__The exercise__:
Keep only the lines of the data below that contain "letter", and copy them.

__Records to process__:
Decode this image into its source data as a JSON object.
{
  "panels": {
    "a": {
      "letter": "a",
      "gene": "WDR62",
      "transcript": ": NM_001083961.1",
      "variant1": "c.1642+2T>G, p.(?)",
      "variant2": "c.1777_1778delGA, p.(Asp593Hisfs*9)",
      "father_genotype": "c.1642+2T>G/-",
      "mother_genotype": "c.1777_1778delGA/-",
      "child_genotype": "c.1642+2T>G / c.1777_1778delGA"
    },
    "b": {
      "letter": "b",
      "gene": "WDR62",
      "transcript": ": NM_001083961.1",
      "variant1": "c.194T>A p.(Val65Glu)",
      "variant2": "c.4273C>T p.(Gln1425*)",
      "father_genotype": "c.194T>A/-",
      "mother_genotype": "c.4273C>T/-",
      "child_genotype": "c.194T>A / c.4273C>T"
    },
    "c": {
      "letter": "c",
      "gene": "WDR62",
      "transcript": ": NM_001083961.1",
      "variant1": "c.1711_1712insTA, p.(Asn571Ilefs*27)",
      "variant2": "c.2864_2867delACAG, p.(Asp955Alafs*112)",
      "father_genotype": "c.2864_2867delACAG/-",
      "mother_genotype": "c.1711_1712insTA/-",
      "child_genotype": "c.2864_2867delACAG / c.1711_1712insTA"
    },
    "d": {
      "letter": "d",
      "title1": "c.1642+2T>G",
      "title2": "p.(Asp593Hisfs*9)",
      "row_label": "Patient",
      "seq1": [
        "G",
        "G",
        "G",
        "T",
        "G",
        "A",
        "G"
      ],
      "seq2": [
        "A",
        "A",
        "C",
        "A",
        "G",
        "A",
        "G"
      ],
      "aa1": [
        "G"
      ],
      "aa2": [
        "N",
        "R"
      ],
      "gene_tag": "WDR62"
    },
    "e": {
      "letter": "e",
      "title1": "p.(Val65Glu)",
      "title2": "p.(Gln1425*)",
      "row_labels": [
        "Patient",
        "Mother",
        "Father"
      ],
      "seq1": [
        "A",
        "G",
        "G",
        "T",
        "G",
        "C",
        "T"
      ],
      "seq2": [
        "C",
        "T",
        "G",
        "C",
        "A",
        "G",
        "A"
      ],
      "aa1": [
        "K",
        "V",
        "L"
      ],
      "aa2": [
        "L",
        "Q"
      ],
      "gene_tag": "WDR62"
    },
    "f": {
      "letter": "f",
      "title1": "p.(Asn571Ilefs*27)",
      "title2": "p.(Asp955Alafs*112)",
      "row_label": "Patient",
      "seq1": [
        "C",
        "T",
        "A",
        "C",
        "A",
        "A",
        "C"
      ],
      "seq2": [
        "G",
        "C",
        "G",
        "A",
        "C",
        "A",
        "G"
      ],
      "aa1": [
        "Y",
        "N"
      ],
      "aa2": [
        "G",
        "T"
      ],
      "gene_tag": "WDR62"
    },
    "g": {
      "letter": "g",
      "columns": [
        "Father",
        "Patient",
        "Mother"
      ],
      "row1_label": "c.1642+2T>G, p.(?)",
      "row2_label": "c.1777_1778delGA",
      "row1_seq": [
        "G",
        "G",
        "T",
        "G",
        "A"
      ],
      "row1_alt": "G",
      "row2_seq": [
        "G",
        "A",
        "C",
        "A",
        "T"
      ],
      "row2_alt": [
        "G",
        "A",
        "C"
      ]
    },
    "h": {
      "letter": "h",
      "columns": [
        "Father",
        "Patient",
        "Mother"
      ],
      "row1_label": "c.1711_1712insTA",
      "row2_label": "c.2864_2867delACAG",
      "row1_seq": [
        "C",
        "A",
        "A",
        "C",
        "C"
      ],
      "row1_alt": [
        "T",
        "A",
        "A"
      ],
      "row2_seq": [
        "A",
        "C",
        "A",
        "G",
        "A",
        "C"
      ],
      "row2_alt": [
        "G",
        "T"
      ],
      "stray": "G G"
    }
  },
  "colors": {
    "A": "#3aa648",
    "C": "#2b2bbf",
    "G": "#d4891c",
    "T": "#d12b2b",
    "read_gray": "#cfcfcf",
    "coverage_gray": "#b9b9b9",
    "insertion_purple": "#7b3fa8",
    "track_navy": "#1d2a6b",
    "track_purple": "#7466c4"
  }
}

__Exercise output__:
      "letter": "a",
      "letter": "b",
      "letter": "c",
      "letter": "d",
      "letter": "e",
      "letter": "f",
      "letter": "g",
      "letter": "h",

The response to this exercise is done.